* DATA ROWS *

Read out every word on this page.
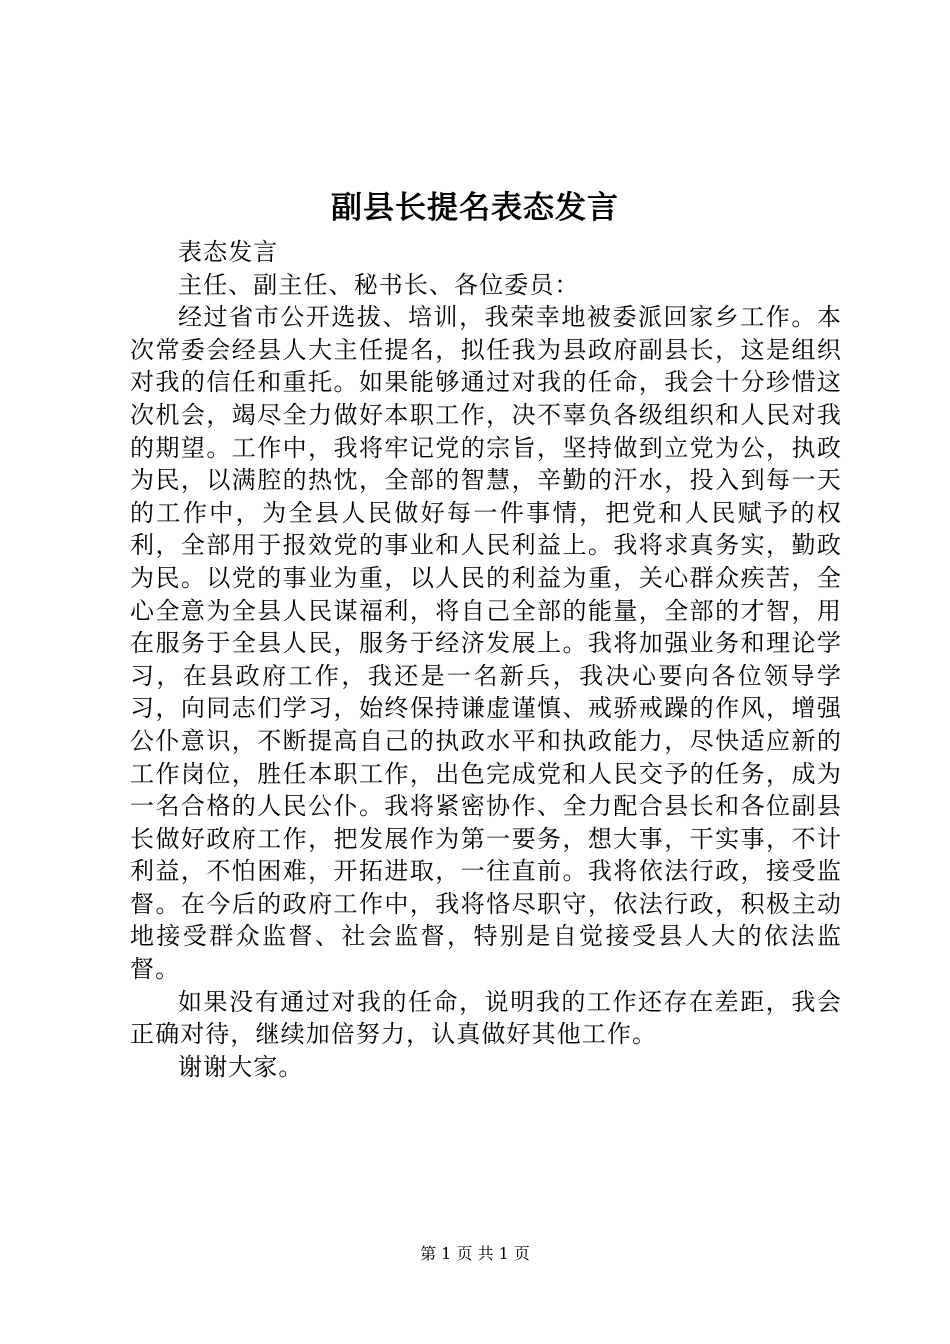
副县长提名表态发言

表态发言

主任、副主任、秘书长、各位委员：

经过省市公开选拔、培训，我荣幸地被委派回家乡工作。本次常委会经县人大主任提名，拟任我为县政府副县长，这是组织对我的信任和重托。如果能够通过对我的任命，我会十分珍惜这次机会，竭尽全力做好本职工作，决不辜负各级组织和人民对我的期望。工作中，我将牢记党的宗旨，坚持做到立党为公，执政为民，以满腔的热忱，全部的智慧，辛勤的汗水，投入到每一天的工作中，为全县人民做好每一件事情，把党和人民赋予的权利，全部用于报效党的事业和人民利益上。我将求真务实，勤政为民。以党的事业为重，以人民的利益为重，关心群众疾苦，全心全意为全县人民谋福利，将自己全部的能量，全部的才智，用在服务于全县人民，服务于经济发展上。我将加强业务和理论学习，在县政府工作，我还是一名新兵，我决心要向各位领导学习，向同志们学习，始终保持谦虚谨慎、戒骄戒躁的作风，增强公仆意识，不断提高自己的执政水平和执政能力，尽快适应新的工作岗位，胜任本职工作，出色完成党和人民交予的任务，成为一名合格的人民公仆。我将紧密协作、全力配合县长和各位副县长做好政府工作，把发展作为第一要务，想大事，干实事，不计利益，不怕困难，开拓进取，一往直前。我将依法行政，接受监督。在今后的政府工作中，我将恪尽职守，依法行政，积极主动地接受群众监督、社会监督，特别是自觉接受县人大的依法监督。

如果没有通过对我的任命，说明我的工作还存在差距，我会正确对待，继续加倍努力，认真做好其他工作。

谢谢大家。

第 1 页 共 1 页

* DIRECTIONS *
Omit the pictures, then quote the rest of the material above exactly.

* THE ANSWER *
Read out every word on this page.
副县长提名表态发言

表态发言

主任、副主任、秘书长、各位委员：

经过省市公开选拔、培训，我荣幸地被委派回家乡工作。本次常委会经县人大主任提名，拟任我为县政府副县长，这是组织对我的信任和重托。如果能够通过对我的任命，我会十分珍惜这次机会，竭尽全力做好本职工作，决不辜负各级组织和人民对我的期望。工作中，我将牢记党的宗旨，坚持做到立党为公，执政为民，以满腔的热忱，全部的智慧，辛勤的汗水，投入到每一天的工作中，为全县人民做好每一件事情，把党和人民赋予的权利，全部用于报效党的事业和人民利益上。我将求真务实，勤政为民。以党的事业为重，以人民的利益为重，关心群众疾苦，全心全意为全县人民谋福利，将自己全部的能量，全部的才智，用在服务于全县人民，服务于经济发展上。我将加强业务和理论学习，在县政府工作，我还是一名新兵，我决心要向各位领导学习，向同志们学习，始终保持谦虚谨慎、戒骄戒躁的作风，增强公仆意识，不断提高自己的执政水平和执政能力，尽快适应新的工作岗位，胜任本职工作，出色完成党和人民交予的任务，成为一名合格的人民公仆。我将紧密协作、全力配合县长和各位副县长做好政府工作，把发展作为第一要务，想大事，干实事，不计利益，不怕困难，开拓进取，一往直前。我将依法行政，接受监督。在今后的政府工作中，我将恪尽职守，依法行政，积极主动地接受群众监督、社会监督，特别是自觉接受县人大的依法监督。

如果没有通过对我的任命，说明我的工作还存在差距，我会正确对待，继续加倍努力，认真做好其他工作。

谢谢大家。

第 1 页 共 1 页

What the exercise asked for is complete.